| What you are asked to do |
Select and reproduce each line of the listing below that bears the string "folhas".

═════ Material provided

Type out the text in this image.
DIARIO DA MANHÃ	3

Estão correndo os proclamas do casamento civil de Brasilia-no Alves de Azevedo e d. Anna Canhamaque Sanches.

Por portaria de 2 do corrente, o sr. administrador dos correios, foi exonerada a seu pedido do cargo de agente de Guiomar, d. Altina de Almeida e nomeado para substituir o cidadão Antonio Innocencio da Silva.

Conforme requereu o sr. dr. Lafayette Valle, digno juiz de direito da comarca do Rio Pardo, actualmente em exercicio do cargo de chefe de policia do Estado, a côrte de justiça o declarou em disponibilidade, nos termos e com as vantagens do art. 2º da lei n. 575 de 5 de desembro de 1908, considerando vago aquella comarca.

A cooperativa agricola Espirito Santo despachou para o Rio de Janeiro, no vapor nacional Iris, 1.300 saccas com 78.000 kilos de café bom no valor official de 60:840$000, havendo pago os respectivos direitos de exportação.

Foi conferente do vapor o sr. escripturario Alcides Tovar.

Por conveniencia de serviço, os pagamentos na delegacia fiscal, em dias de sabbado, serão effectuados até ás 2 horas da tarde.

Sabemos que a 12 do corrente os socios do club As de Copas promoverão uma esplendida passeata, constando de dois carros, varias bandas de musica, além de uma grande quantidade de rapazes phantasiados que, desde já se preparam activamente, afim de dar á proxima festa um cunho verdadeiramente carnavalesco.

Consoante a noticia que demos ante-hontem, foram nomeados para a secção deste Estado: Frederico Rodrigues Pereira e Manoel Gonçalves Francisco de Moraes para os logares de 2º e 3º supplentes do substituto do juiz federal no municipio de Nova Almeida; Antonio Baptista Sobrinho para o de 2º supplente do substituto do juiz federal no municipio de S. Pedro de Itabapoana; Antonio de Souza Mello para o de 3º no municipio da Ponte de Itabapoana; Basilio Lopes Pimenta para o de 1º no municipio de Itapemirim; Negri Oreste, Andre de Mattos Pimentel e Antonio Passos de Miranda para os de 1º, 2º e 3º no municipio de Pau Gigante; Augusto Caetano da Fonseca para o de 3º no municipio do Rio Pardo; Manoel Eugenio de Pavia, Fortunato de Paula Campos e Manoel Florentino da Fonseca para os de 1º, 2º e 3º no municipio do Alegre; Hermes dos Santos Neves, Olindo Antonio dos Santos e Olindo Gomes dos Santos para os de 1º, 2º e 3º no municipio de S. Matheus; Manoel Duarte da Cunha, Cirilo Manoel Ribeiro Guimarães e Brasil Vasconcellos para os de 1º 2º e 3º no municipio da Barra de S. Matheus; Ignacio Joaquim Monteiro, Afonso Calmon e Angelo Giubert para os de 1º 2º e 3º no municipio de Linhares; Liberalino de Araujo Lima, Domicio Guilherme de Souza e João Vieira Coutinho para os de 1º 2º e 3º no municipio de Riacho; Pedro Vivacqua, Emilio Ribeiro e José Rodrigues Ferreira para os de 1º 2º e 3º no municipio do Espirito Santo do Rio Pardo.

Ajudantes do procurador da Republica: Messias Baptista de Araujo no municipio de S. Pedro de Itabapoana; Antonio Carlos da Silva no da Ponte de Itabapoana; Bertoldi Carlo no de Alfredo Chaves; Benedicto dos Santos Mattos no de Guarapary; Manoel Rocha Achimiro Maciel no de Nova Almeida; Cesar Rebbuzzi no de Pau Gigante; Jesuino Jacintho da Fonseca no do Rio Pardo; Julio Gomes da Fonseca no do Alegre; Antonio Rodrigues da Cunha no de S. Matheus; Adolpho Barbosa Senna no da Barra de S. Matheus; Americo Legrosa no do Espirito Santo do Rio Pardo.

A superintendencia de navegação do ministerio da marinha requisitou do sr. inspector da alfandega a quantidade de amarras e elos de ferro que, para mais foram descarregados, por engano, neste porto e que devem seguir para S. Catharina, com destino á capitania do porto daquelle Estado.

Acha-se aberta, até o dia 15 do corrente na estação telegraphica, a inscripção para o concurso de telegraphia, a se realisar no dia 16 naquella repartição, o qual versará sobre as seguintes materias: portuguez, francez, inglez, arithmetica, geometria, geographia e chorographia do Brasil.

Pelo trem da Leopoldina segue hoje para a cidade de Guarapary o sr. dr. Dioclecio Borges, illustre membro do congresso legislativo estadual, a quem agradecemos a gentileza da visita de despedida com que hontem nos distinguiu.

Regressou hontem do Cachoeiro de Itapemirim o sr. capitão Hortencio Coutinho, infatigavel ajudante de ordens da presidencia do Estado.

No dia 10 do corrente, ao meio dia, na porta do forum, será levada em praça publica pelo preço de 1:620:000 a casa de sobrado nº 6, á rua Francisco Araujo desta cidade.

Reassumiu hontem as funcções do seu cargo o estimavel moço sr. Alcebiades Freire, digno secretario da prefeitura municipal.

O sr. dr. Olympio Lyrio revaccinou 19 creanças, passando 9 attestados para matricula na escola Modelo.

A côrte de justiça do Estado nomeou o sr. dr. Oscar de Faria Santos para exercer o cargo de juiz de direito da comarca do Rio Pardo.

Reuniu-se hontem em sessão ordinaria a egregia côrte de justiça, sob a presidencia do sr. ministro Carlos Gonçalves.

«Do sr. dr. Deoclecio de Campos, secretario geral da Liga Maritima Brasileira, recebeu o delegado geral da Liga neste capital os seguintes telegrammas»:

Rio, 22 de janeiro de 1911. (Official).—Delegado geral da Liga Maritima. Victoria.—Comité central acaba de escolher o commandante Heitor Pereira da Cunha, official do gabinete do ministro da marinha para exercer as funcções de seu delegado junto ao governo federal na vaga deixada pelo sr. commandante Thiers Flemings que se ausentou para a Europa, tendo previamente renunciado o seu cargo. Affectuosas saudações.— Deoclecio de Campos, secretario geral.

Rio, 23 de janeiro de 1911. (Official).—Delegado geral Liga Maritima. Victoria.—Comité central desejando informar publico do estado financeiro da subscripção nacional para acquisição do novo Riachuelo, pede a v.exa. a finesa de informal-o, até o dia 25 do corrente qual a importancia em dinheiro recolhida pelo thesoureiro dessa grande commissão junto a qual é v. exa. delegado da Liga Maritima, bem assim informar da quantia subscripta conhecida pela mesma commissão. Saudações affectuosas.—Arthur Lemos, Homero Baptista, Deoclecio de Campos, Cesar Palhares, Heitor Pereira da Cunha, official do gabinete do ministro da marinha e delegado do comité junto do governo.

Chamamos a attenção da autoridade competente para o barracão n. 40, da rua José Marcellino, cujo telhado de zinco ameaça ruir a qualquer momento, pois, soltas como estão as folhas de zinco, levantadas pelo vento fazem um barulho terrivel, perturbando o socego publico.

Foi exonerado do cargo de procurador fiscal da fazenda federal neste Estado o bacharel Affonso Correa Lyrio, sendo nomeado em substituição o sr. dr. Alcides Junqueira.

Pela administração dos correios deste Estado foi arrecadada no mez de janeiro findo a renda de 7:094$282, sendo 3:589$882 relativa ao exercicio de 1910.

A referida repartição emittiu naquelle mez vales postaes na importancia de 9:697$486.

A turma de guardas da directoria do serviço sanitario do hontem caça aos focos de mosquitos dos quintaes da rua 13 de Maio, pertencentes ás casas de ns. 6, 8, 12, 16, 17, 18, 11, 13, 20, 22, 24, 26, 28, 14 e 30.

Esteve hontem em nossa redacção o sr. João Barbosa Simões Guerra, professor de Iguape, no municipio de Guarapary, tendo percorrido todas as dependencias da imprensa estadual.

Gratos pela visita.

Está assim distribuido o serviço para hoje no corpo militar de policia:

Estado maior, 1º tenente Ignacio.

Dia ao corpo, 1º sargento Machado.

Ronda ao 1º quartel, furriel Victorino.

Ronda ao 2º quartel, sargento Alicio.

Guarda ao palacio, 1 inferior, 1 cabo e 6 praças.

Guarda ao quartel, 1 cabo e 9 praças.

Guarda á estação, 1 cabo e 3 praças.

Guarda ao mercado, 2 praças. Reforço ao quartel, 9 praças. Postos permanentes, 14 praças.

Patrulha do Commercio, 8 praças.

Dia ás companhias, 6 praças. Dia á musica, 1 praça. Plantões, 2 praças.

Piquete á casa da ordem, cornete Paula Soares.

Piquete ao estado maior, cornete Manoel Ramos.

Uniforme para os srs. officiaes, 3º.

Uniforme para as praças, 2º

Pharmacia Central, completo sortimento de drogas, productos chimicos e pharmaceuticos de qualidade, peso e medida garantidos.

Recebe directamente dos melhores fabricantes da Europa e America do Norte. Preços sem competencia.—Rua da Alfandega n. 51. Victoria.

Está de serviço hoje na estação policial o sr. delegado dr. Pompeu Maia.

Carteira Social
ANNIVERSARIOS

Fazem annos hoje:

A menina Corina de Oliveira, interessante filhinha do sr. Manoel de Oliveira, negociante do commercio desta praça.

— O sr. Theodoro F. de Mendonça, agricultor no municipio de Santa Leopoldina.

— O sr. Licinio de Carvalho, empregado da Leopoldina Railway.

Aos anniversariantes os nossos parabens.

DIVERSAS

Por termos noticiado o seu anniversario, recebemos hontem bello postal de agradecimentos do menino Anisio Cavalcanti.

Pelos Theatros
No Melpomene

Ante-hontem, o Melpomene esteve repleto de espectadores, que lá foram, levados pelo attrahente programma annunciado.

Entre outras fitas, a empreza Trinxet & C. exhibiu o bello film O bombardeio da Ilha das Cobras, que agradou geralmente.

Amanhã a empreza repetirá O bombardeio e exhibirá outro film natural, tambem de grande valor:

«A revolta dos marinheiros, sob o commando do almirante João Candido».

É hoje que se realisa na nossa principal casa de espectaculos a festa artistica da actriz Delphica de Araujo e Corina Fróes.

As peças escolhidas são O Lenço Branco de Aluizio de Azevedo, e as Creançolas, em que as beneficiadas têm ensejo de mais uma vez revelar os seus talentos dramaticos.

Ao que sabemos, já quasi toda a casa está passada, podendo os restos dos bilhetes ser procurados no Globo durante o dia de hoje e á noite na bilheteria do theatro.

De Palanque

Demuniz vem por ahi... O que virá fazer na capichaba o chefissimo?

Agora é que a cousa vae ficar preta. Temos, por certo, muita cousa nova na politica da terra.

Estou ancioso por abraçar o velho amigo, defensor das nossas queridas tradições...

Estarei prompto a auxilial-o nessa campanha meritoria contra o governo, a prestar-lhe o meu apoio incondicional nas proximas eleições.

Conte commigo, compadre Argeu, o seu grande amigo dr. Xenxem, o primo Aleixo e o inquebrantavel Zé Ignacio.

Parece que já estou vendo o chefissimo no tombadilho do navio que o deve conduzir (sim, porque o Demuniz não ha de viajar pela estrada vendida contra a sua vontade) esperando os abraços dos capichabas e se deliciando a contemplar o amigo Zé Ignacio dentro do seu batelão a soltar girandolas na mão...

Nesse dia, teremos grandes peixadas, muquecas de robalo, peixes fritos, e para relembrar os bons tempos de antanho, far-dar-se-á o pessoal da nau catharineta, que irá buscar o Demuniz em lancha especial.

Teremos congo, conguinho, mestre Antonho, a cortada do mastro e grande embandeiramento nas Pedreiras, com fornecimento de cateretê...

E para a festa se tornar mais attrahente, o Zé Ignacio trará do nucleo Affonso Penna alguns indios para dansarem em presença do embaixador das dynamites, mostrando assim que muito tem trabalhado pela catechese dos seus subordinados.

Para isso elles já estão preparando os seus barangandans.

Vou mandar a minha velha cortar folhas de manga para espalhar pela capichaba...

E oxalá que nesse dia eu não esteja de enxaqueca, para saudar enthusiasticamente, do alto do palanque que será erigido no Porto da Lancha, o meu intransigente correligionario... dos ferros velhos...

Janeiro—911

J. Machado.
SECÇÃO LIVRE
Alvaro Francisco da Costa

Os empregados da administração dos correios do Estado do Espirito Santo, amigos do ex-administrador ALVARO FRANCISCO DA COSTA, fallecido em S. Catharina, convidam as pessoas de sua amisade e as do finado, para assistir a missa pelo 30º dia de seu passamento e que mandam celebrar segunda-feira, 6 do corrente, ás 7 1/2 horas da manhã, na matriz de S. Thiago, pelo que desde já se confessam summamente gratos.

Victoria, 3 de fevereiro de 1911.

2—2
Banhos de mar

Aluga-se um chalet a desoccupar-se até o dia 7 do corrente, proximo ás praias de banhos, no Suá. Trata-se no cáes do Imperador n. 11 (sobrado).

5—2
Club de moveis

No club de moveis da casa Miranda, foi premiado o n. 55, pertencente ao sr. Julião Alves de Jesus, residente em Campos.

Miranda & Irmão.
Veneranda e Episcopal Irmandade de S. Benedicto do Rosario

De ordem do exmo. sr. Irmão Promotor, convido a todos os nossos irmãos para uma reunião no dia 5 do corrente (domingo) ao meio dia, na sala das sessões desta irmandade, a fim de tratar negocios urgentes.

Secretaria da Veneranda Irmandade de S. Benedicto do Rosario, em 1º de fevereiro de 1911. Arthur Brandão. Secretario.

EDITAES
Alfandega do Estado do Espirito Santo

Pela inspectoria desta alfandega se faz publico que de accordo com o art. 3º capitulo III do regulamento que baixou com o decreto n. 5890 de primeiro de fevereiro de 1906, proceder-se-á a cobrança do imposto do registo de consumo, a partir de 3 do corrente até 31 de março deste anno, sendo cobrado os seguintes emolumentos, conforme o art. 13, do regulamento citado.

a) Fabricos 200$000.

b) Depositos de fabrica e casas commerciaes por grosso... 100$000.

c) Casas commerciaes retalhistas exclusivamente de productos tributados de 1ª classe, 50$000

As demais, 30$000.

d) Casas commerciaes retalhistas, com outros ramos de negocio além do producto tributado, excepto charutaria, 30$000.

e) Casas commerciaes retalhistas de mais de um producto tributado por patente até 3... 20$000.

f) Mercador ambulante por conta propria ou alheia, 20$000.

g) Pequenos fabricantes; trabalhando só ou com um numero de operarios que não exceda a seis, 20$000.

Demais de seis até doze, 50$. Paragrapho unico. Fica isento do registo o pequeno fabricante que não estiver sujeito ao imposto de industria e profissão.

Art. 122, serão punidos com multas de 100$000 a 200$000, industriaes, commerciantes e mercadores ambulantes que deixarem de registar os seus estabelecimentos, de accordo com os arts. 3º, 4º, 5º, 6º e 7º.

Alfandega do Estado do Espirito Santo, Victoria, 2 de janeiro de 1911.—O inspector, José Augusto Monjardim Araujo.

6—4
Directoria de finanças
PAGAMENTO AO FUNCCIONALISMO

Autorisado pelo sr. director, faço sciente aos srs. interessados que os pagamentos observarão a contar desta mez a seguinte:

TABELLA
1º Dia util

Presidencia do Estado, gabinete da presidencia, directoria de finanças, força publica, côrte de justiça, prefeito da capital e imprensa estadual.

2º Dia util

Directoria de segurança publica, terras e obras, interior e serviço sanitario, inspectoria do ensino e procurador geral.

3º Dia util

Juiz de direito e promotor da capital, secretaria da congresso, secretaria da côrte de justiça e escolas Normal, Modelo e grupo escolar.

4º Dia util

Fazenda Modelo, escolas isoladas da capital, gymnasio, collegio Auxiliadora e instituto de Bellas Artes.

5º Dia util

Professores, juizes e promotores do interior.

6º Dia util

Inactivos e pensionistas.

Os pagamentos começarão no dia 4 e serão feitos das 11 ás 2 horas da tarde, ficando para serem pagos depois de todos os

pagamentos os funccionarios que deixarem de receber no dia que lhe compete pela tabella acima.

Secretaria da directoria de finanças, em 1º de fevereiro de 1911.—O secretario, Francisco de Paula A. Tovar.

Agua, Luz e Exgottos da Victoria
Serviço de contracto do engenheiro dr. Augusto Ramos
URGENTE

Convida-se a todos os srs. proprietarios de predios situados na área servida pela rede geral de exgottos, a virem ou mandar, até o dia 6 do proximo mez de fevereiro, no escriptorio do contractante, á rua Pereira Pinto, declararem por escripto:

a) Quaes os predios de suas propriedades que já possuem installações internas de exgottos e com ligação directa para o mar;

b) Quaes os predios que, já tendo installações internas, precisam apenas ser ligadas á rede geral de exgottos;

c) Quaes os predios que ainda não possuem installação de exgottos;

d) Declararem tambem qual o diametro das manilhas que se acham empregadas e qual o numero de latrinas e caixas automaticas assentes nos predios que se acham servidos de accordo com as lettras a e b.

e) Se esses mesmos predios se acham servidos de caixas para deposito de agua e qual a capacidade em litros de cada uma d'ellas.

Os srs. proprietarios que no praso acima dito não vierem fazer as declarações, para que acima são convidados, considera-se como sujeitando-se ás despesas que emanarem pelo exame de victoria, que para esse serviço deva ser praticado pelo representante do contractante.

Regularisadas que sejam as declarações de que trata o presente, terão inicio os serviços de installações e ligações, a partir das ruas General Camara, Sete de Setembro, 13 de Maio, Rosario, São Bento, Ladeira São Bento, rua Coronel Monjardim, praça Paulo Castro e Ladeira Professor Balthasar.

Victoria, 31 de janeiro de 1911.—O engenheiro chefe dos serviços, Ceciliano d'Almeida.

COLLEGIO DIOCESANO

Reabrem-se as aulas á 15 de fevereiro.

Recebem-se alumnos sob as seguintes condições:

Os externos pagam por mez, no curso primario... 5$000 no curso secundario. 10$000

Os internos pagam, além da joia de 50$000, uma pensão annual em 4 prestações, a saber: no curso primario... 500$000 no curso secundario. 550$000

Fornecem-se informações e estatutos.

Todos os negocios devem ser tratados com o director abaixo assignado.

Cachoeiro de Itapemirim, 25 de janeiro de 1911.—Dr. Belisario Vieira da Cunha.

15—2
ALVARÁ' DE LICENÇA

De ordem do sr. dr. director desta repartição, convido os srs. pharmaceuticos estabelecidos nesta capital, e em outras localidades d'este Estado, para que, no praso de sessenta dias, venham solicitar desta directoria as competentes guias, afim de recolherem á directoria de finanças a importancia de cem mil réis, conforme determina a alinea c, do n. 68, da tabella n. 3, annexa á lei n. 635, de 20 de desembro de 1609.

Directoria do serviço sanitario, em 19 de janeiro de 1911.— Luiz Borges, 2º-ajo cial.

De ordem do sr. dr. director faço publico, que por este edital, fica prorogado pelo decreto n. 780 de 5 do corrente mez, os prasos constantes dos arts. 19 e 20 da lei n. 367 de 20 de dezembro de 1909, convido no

══════════

| Written response |
Chamamos a attenção da autoridade competente para o barracão n. 40, da rua José Marcellino, cujo telhado de zinco ameaça ruir a qualquer momento, pois, soltas como estão as folhas de zinco, levantadas pelo vento fazem um barulho terrivel, perturbando o socego publico.
Vou mandar a minha velha cortar folhas de manga para espalhar pela capichaba...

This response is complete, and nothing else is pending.